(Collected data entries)
#####

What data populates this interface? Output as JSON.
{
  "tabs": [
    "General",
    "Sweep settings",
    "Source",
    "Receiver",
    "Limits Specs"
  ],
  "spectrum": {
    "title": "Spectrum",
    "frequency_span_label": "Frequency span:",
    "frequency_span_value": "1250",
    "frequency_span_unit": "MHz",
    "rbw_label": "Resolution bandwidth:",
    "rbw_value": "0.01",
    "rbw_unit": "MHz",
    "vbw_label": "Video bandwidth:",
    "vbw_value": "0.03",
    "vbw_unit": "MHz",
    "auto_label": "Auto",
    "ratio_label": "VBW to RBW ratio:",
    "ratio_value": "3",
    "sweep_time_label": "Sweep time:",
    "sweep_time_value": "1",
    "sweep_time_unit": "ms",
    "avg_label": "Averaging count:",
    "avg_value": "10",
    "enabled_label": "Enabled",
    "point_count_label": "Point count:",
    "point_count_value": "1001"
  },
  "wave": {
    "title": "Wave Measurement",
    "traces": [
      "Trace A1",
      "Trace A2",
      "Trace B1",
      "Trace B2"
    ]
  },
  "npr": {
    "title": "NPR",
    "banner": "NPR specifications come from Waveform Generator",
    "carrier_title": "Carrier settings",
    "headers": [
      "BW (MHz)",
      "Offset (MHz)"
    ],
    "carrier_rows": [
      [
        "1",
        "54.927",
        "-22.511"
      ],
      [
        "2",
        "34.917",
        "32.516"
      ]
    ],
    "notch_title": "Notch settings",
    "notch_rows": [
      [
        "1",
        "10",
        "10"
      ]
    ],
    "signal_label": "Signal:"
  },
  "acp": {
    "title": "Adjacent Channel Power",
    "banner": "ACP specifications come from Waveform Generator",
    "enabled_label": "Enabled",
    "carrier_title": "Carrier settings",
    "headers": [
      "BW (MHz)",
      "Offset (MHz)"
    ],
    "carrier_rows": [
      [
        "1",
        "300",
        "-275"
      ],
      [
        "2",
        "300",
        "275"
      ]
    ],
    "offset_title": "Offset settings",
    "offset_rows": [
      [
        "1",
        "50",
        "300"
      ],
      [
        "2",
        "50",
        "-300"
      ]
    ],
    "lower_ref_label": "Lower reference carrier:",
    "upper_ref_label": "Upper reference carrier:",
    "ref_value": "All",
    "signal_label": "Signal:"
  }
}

#####

**To do**
Extract all of the data shown above without alteration.

**Answer to the problem**
What data populates this interface? Output as JSON.
{
  "tabs": [
    "General",
    "Sweep settings",
    "Source",
    "Receiver",
    "Limits Specs"
  ],
  "spectrum": {
    "title": "Spectrum",
    "frequency_span_label": "Frequency span:",
    "frequency_span_value": "1250",
    "frequency_span_unit": "MHz",
    "rbw_label": "Resolution bandwidth:",
    "rbw_value": "0.01",
    "rbw_unit": "MHz",
    "vbw_label": "Video bandwidth:",
    "vbw_value": "0.03",
    "vbw_unit": "MHz",
    "auto_label": "Auto",
    "ratio_label": "VBW to RBW ratio:",
    "ratio_value": "3",
    "sweep_time_label": "Sweep time:",
    "sweep_time_value": "1",
    "sweep_time_unit": "ms",
    "avg_label": "Averaging count:",
    "avg_value": "10",
    "enabled_label": "Enabled",
    "point_count_label": "Point count:",
    "point_count_value": "1001"
  },
  "wave": {
    "title": "Wave Measurement",
    "traces": [
      "Trace A1",
      "Trace A2",
      "Trace B1",
      "Trace B2"
    ]
  },
  "npr": {
    "title": "NPR",
    "banner": "NPR specifications come from Waveform Generator",
    "carrier_title": "Carrier settings",
    "headers": [
      "BW (MHz)",
      "Offset (MHz)"
    ],
    "carrier_rows": [
      [
        "1",
        "54.927",
        "-22.511"
      ],
      [
        "2",
        "34.917",
        "32.516"
      ]
    ],
    "notch_title": "Notch settings",
    "notch_rows": [
      [
        "1",
        "10",
        "10"
      ]
    ],
    "signal_label": "Signal:"
  },
  "acp": {
    "title": "Adjacent Channel Power",
    "banner": "ACP specifications come from Waveform Generator",
    "enabled_label": "Enabled",
    "carrier_title": "Carrier settings",
    "headers": [
      "BW (MHz)",
      "Offset (MHz)"
    ],
    "carrier_rows": [
      [
        "1",
        "300",
        "-275"
      ],
      [
        "2",
        "300",
        "275"
      ]
    ],
    "offset_title": "Offset settings",
    "offset_rows": [
      [
        "1",
        "50",
        "300"
      ],
      [
        "2",
        "50",
        "-300"
      ]
    ],
    "lower_ref_label": "Lower reference carrier:",
    "upper_ref_label": "Upper reference carrier:",
    "ref_value": "All",
    "signal_label": "Signal:"
  }
}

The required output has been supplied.